WORK TO BE COMPLETED ::
Each line that follows should be printed again exactly as it stands.

MATERIAL SUPPLIED ::
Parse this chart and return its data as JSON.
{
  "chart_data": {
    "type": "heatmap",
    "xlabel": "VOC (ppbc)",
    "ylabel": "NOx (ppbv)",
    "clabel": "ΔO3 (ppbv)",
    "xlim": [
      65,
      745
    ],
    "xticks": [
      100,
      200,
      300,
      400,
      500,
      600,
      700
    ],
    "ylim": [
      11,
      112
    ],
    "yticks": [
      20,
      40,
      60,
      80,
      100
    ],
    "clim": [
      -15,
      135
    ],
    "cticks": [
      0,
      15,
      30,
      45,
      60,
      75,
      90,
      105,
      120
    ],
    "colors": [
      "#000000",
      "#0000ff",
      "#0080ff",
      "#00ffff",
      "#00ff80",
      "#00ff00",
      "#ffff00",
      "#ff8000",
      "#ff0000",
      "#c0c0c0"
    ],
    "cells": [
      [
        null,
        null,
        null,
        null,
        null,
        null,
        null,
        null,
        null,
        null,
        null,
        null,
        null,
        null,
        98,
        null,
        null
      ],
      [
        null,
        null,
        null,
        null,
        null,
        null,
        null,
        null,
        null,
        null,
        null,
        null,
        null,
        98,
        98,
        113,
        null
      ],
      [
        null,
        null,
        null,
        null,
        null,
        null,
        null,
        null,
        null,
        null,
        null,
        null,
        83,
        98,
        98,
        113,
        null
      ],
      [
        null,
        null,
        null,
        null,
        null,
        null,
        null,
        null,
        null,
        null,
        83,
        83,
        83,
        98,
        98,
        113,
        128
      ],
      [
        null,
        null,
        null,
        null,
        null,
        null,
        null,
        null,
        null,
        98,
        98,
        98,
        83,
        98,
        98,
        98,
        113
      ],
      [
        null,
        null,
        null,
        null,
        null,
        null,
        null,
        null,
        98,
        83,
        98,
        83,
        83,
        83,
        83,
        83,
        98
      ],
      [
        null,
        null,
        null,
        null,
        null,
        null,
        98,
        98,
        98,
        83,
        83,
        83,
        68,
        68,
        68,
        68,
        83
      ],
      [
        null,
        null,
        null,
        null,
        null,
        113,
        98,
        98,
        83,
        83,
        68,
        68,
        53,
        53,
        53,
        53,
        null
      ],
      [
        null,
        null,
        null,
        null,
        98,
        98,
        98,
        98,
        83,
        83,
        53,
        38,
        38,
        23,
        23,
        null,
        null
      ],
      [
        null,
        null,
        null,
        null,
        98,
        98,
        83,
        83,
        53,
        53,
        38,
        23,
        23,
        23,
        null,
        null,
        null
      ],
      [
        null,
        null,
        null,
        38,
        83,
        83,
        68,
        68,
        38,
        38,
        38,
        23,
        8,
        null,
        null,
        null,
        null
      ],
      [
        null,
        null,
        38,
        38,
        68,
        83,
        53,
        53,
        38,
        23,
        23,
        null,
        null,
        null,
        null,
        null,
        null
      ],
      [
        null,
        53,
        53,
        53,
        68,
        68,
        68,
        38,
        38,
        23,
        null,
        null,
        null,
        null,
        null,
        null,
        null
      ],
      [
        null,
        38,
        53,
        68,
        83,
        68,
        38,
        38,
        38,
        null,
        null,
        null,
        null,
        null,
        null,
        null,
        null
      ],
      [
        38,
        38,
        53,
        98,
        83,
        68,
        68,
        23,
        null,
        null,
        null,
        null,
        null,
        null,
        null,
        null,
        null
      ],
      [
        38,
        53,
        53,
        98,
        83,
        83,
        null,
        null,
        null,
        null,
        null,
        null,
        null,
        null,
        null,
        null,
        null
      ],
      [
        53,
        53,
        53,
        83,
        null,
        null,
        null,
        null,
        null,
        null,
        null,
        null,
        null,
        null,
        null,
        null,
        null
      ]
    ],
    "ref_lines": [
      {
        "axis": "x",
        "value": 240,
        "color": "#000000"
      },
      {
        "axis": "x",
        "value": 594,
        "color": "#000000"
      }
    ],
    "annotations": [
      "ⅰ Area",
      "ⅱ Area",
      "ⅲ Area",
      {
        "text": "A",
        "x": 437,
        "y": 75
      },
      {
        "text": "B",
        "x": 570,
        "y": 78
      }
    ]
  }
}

SOLUTION FOR THIS PROBLEM ::
Parse this chart and return its data as JSON.
{
  "chart_data": {
    "type": "heatmap",
    "xlabel": "VOC (ppbc)",
    "ylabel": "NOx (ppbv)",
    "clabel": "ΔO3 (ppbv)",
    "xlim": [
      65,
      745
    ],
    "xticks": [
      100,
      200,
      300,
      400,
      500,
      600,
      700
    ],
    "ylim": [
      11,
      112
    ],
    "yticks": [
      20,
      40,
      60,
      80,
      100
    ],
    "clim": [
      -15,
      135
    ],
    "cticks": [
      0,
      15,
      30,
      45,
      60,
      75,
      90,
      105,
      120
    ],
    "colors": [
      "#000000",
      "#0000ff",
      "#0080ff",
      "#00ffff",
      "#00ff80",
      "#00ff00",
      "#ffff00",
      "#ff8000",
      "#ff0000",
      "#c0c0c0"
    ],
    "cells": [
      [
        null,
        null,
        null,
        null,
        null,
        null,
        null,
        null,
        null,
        null,
        null,
        null,
        null,
        null,
        98,
        null,
        null
      ],
      [
        null,
        null,
        null,
        null,
        null,
        null,
        null,
        null,
        null,
        null,
        null,
        null,
        null,
        98,
        98,
        113,
        null
      ],
      [
        null,
        null,
        null,
        null,
        null,
        null,
        null,
        null,
        null,
        null,
        null,
        null,
        83,
        98,
        98,
        113,
        null
      ],
      [
        null,
        null,
        null,
        null,
        null,
        null,
        null,
        null,
        null,
        null,
        83,
        83,
        83,
        98,
        98,
        113,
        128
      ],
      [
        null,
        null,
        null,
        null,
        null,
        null,
        null,
        null,
        null,
        98,
        98,
        98,
        83,
        98,
        98,
        98,
        113
      ],
      [
        null,
        null,
        null,
        null,
        null,
        null,
        null,
        null,
        98,
        83,
        98,
        83,
        83,
        83,
        83,
        83,
        98
      ],
      [
        null,
        null,
        null,
        null,
        null,
        null,
        98,
        98,
        98,
        83,
        83,
        83,
        68,
        68,
        68,
        68,
        83
      ],
      [
        null,
        null,
        null,
        null,
        null,
        113,
        98,
        98,
        83,
        83,
        68,
        68,
        53,
        53,
        53,
        53,
        null
      ],
      [
        null,
        null,
        null,
        null,
        98,
        98,
        98,
        98,
        83,
        83,
        53,
        38,
        38,
        23,
        23,
        null,
        null
      ],
      [
        null,
        null,
        null,
        null,
        98,
        98,
        83,
        83,
        53,
        53,
        38,
        23,
        23,
        23,
        null,
        null,
        null
      ],
      [
        null,
        null,
        null,
        38,
        83,
        83,
        68,
        68,
        38,
        38,
        38,
        23,
        8,
        null,
        null,
        null,
        null
      ],
      [
        null,
        null,
        38,
        38,
        68,
        83,
        53,
        53,
        38,
        23,
        23,
        null,
        null,
        null,
        null,
        null,
        null
      ],
      [
        null,
        53,
        53,
        53,
        68,
        68,
        68,
        38,
        38,
        23,
        null,
        null,
        null,
        null,
        null,
        null,
        null
      ],
      [
        null,
        38,
        53,
        68,
        83,
        68,
        38,
        38,
        38,
        null,
        null,
        null,
        null,
        null,
        null,
        null,
        null
      ],
      [
        38,
        38,
        53,
        98,
        83,
        68,
        68,
        23,
        null,
        null,
        null,
        null,
        null,
        null,
        null,
        null,
        null
      ],
      [
        38,
        53,
        53,
        98,
        83,
        83,
        null,
        null,
        null,
        null,
        null,
        null,
        null,
        null,
        null,
        null,
        null
      ],
      [
        53,
        53,
        53,
        83,
        null,
        null,
        null,
        null,
        null,
        null,
        null,
        null,
        null,
        null,
        null,
        null,
        null
      ]
    ],
    "ref_lines": [
      {
        "axis": "x",
        "value": 240,
        "color": "#000000"
      },
      {
        "axis": "x",
        "value": 594,
        "color": "#000000"
      }
    ],
    "annotations": [
      "ⅰ Area",
      "ⅱ Area",
      "ⅲ Area",
      {
        "text": "A",
        "x": 437,
        "y": 75
      },
      {
        "text": "B",
        "x": 570,
        "y": 78
      }
    ]
  }
}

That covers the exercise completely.